*Directions*.
Give every entry again, unchanged, and leave its images out.

(Recorded data)
********************
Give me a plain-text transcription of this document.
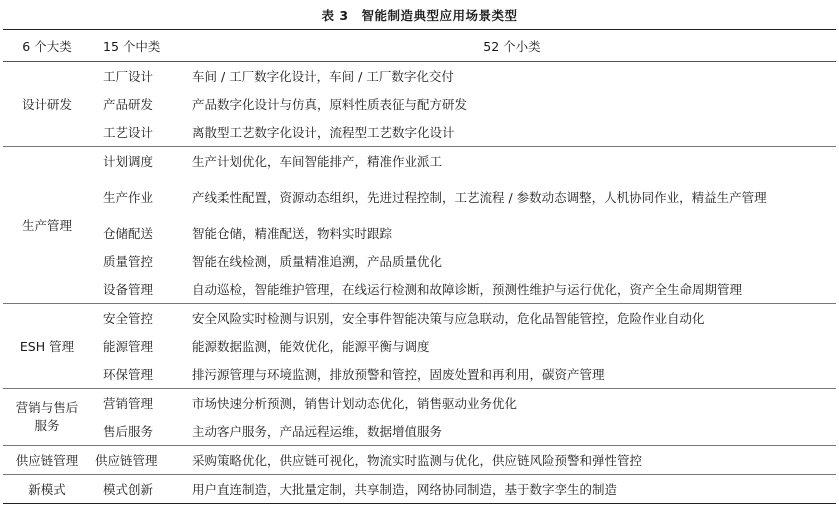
表 3　智能制造典型应用场景类型
6 个大类	15 个中类	52 个小类
设计研发	工厂设计	车间 / 工厂数字化设计，车间 / 工厂数字化交付
	产品研发	产品数字化设计与仿真，原料性质表征与配方研发
	工艺设计	离散型工艺数字化设计，流程型工艺数字化设计
生产管理	计划调度	生产计划优化，车间智能排产，精准作业派工
	生产作业	产线柔性配置，资源动态组织，先进过程控制，工艺流程 / 参数动态调整，人机协同作业，精益生产管理
	仓储配送	智能仓储，精准配送，物料实时跟踪
	质量管控	智能在线检测，质量精准追溯，产品质量优化
	设备管理	自动巡检，智能维护管理，在线运行检测和故障诊断，预测性维护与运行优化，资产全生命周期管理
ESH 管理	安全管控	安全风险实时检测与识别，安全事件智能决策与应急联动，危化品智能管控，危险作业自动化
	能源管理	能源数据监测，能效优化，能源平衡与调度
	环保管理	排污源管理与环境监测，排放预警和管控，固废处置和再利用，碳资产管理
营销与售后服务	营销管理	市场快速分析预测，销售计划动态优化，销售驱动业务优化
	售后服务	主动客户服务，产品远程运维，数据增值服务
供应链管理	供应链管理	采购策略优化，供应链可视化，物流实时监测与优化，供应链风险预警和弹性管控
新模式	模式创新	用户直连制造，大批量定制，共享制造，网络协同制造，基于数字孪生的制造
********************
*Output for this exercise*.
Give me a plain-text transcription of this document.
表 3　智能制造典型应用场景类型
6 个大类	15 个中类	52 个小类
设计研发	工厂设计	车间 / 工厂数字化设计，车间 / 工厂数字化交付
	产品研发	产品数字化设计与仿真，原料性质表征与配方研发
	工艺设计	离散型工艺数字化设计，流程型工艺数字化设计
生产管理	计划调度	生产计划优化，车间智能排产，精准作业派工
	生产作业	产线柔性配置，资源动态组织，先进过程控制，工艺流程 / 参数动态调整，人机协同作业，精益生产管理
	仓储配送	智能仓储，精准配送，物料实时跟踪
	质量管控	智能在线检测，质量精准追溯，产品质量优化
	设备管理	自动巡检，智能维护管理，在线运行检测和故障诊断，预测性维护与运行优化，资产全生命周期管理
ESH 管理	安全管控	安全风险实时检测与识别，安全事件智能决策与应急联动，危化品智能管控，危险作业自动化
	能源管理	能源数据监测，能效优化，能源平衡与调度
	环保管理	排污源管理与环境监测，排放预警和管控，固废处置和再利用，碳资产管理
营销与售后服务	营销管理	市场快速分析预测，销售计划动态优化，销售驱动业务优化
	售后服务	主动客户服务，产品远程运维，数据增值服务
供应链管理	供应链管理	采购策略优化，供应链可视化，物流实时监测与优化，供应链风险预警和弹性管控
新模式	模式创新	用户直连制造，大批量定制，共享制造，网络协同制造，基于数字孪生的制造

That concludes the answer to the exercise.